DATA RECORDS —
□ □ □ □

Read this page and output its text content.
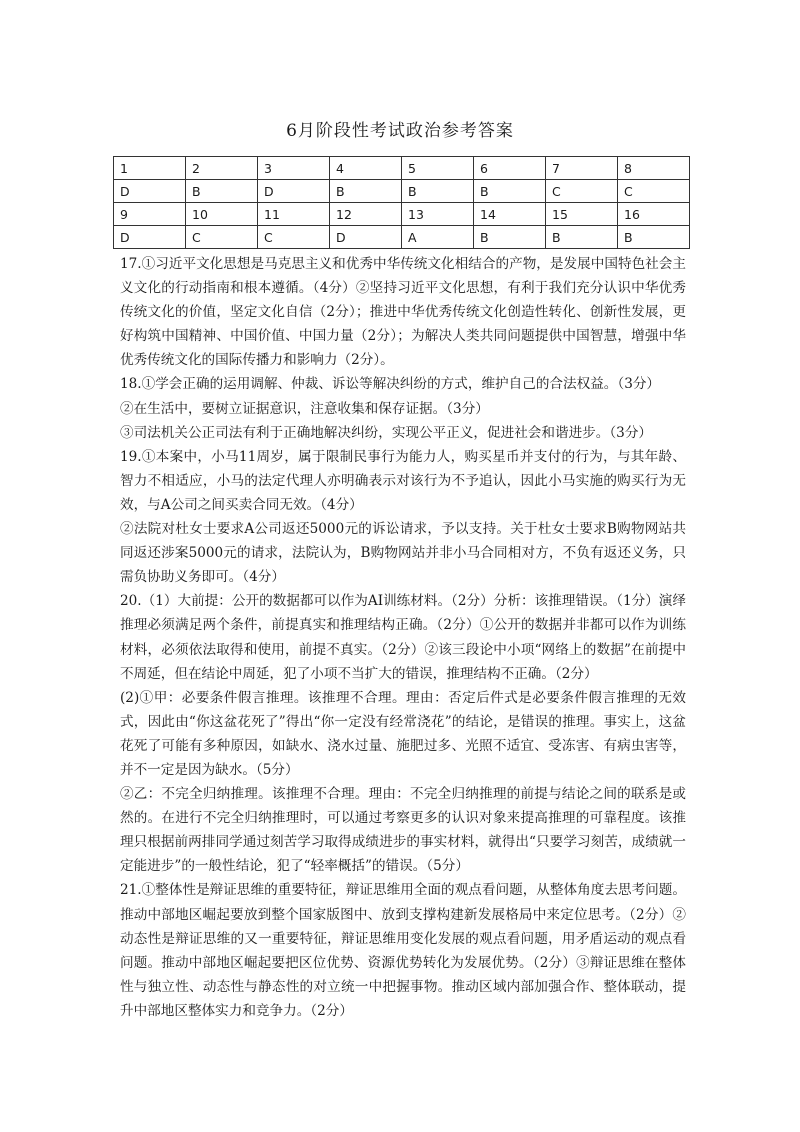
6月阶段性考试政治参考答案
1	2	3	4	5	6	7	8
D	B	D	B	B	B	C	C
9	10	11	12	13	14	15	16
D	C	C	D	A	B	B	B

17.①习近平文化思想是马克思主义和优秀中华传统文化相结合的产物，是发展中国特色社会主义文化的行动指南和根本遵循。（4分）②坚持习近平文化思想，有利于我们充分认识中华优秀传统文化的价值，坚定文化自信（2分）；推进中华优秀传统文化创造性转化、创新性发展，更好构筑中国精神、中国价值、中国力量（2分）；为解决人类共同问题提供中国智慧，增强中华优秀传统文化的国际传播力和影响力（2分）。

18.①学会正确的运用调解、仲裁、诉讼等解决纠纷的方式，维护自己的合法权益。（3分）

②在生活中，要树立证据意识，注意收集和保存证据。（3分）

③司法机关公正司法有利于正确地解决纠纷，实现公平正义，促进社会和谐进步。（3分）

19.①本案中，小马11周岁，属于限制民事行为能力人，购买星币并支付的行为，与其年龄、智力不相适应，小马的法定代理人亦明确表示对该行为不予追认，因此小马实施的购买行为无效，与A公司之间买卖合同无效。（4分）

②法院对杜女士要求A公司返还5000元的诉讼请求，予以支持。关于杜女士要求B购物网站共同返还涉案5000元的请求，法院认为，B购物网站并非小马合同相对方，不负有返还义务，只需负协助义务即可。（4分）

20.（1）大前提：公开的数据都可以作为AI训练材料。（2分）分析：该推理错误。（1分）演绎推理必须满足两个条件，前提真实和推理结构正确。（2分）①公开的数据并非都可以作为训练材料，必须依法取得和使用，前提不真实。（2分）②该三段论中小项“网络上的数据”在前提中不周延，但在结论中周延，犯了小项不当扩大的错误，推理结构不正确。（2分）

(2)①甲：必要条件假言推理。该推理不合理。理由：否定后件式是必要条件假言推理的无效式，因此由“你这盆花死了”得出“你一定没有经常浇花”的结论，是错误的推理。事实上，这盆花死了可能有多种原因，如缺水、浇水过量、施肥过多、光照不适宜、受冻害、有病虫害等，并不一定是因为缺水。（5分）

②乙：不完全归纳推理。该推理不合理。理由：不完全归纳推理的前提与结论之间的联系是或然的。在进行不完全归纳推理时，可以通过考察更多的认识对象来提高推理的可靠程度。该推理只根据前两排同学通过刻苦学习取得成绩进步的事实材料，就得出“只要学习刻苦，成绩就一定能进步”的一般性结论，犯了“轻率概括”的错误。（5分）

21.①整体性是辩证思维的重要特征，辩证思维用全面的观点看问题，从整体角度去思考问题。推动中部地区崛起要放到整个国家版图中、放到支撑构建新发展格局中来定位思考。（2分）②动态性是辩证思维的又一重要特征，辩证思维用变化发展的观点看问题，用矛盾运动的观点看问题。推动中部地区崛起要把区位优势、资源优势转化为发展优势。（2分）③辩证思维在整体性与独立性、动态性与静态性的对立统一中把握事物。推动区域内部加强合作、整体联动，提升中部地区整体实力和竞争力。（2分）
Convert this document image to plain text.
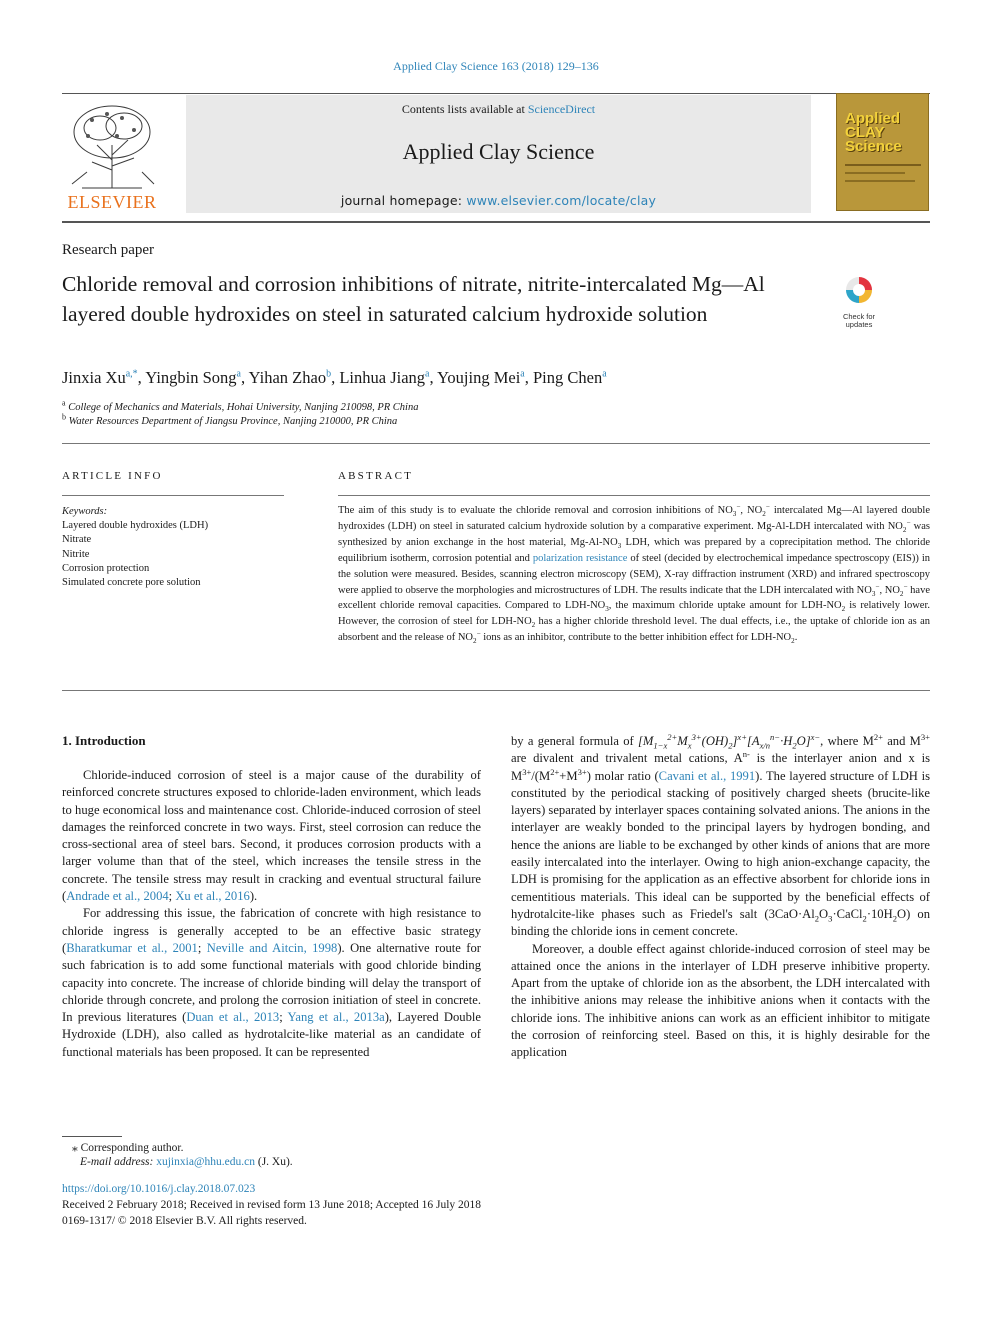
Applied Clay Science 163 (2018) 129–136
ELSEVIER
Contents lists available at ScienceDirect
Applied Clay Science
journal homepage: www.elsevier.com/locate/clay
Applied CLAY Science
Research paper
Chloride removal and corrosion inhibitions of nitrate, nitrite-intercalated Mg—Al layered double hydroxides on steel in saturated calcium hydroxide solution	Check for updates
Jinxia $Xu^{a,*}$, Yingbin Song$^a$, Yihan Zhao$^b$, Linhua Jiang$^a$, Youjing Mei$^a$, Ping Chen$^a$
$^a$ College of Mechanics and Materials, Hohai University, Nanjing 210098, PR China
$^b$ Water Resources Department of Jiangsu Province, Nanjing 210000, PR China
ARTICLE INFO
Keywords:
Layered double hydroxides (LDH)
Nitrate
Nitrite
Corrosion protection
Simulated concrete pore solution
ABSTRACT

The aim of this study is to evaluate the chloride removal and corrosion inhibitions of $NO_3^-$, $NO_2^-$ intercalated Mg—Al layered double hydroxides (LDH) on steel in saturated calcium hydroxide solution by a comparative experiment. Mg-Al-LDH intercalated with $NO_2^-$ was synthesized by anion exchange in the host material, $Mg-Al-NO_3$ LDH, which was prepared by a coprecipitation method. The chloride equilibrium isotherm, corrosion potential and polarization resistance of steel (decided by electrochemical impedance spectroscopy (EIS)) in the solution were measured. Besides, scanning electron microscopy (SEM), X-ray diffraction instrument (XRD) and infrared spectroscopy were applied to observe the morphologies and microstructures of LDH. The results indicate that the LDH intercalated with $NO_3^-$, $NO_2^-$ have excellent chloride removal capacities. Compared to LDH-$NO_3$, the maximum chloride uptake amount for LDH-$NO_2$ is relatively lower. However, the corrosion of steel for LDH-$NO_2$ has a higher chloride threshold level. The dual effects, i.e., the uptake of chloride ion as an absorbent and the release of $NO_2^-$ ions as an inhibitor, contribute to the better inhibition effect for LDH-$NO_2$.

1. Introduction

Chloride-induced corrosion of steel is a major cause of the durability of reinforced concrete structures exposed to chloride-laden environment, which leads to huge economical loss and maintenance cost. Chloride-induced corrosion of steel damages the reinforced concrete in two ways. First, steel corrosion can reduce the cross-sectional area of steel bars. Second, it produces corrosion products with a larger volume than that of the steel, which increases the tensile stress in the concrete. The tensile stress may result in cracking and eventual structural failure (Andrade et al., 2004; Xu et al., 2016).

For addressing this issue, the fabrication of concrete with high resistance to chloride ingress is generally accepted to be an effective basic strategy (Bharatkumar et al., 2001; Neville and Aitcin, 1998). One alternative route for such fabrication is to add some functional materials with good chloride binding capacity into concrete. The increase of chloride binding will delay the transport of chloride through concrete, and prolong the corrosion initiation of steel in concrete. In previous literatures (Duan et al., 2013; Yang et al., 2013a), Layered Double Hydroxide (LDH), also called as hydrotalcite-like material as an candidate of functional materials has been proposed. It can be represented

by a general formula of $[M_{1-x}^{2+}M_x^{3+}(OH)_2]^{x+}[A_{x/n}^{n-}\cdot H_2O]^{x-}$, where $M^{2+}$ and $M^{3+}$ are divalent and trivalent metal cations, $A^{n-}$ is the interlayer anion and x is $M^{3+}/(M^{2+}+M^{3+})$ molar ratio (Cavani et al., 1991). The layered structure of LDH is constituted by the periodical stacking of positively charged sheets (brucite-like layers) separated by interlayer spaces containing solvated anions. The anions in the interlayer are weakly bonded to the principal layers by hydrogen bonding, and hence the anions are liable to be exchanged by other kinds of anions that are more easily intercalated into the interlayer. Owing to high anion-exchange capacity, the LDH is promising for the application as an effective absorbent for chloride ions in cementitious materials. This ideal can be supported by the beneficial effects of hydrotalcite-like phases such as Friedel's salt $(3CaO\cdot Al_2O_3\cdot CaCl_2\cdot 10H_2O)$ on binding the chloride ions in cement concrete.

Moreover, a double effect against chloride-induced corrosion of steel may be attained once the anions in the interlayer of LDH preserve inhibitive property. Apart from the uptake of chloride ion as the absorbent, the LDH intercalated with the inhibitive anions may release the inhibitive anions when it contacts with the chloride ions. The inhibitive anions can work as an efficient inhibitor to mitigate the corrosion of reinforcing steel. Based on this, it is highly desirable for the application

⁎ Corresponding author.
E-mail address: xujinxia@hhu.edu.cn (J. Xu).
https://doi.org/10.1016/j.clay.2018.07.023
Received 2 February 2018; Received in revised form 13 June 2018; Accepted 16 July 2018
0169-1317/ © 2018 Elsevier B.V. All rights reserved.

□ □ □ □

INSTRUCTIONS TO FOLLOW — Copy out each line of the data containing the string "Nanjing".

RESULT OF THIS EXERCISE —
$^a$ College of Mechanics and Materials, Hohai University, Nanjing 210098, PR China
$^b$ Water Resources Department of Jiangsu Province, Nanjing 210000, PR China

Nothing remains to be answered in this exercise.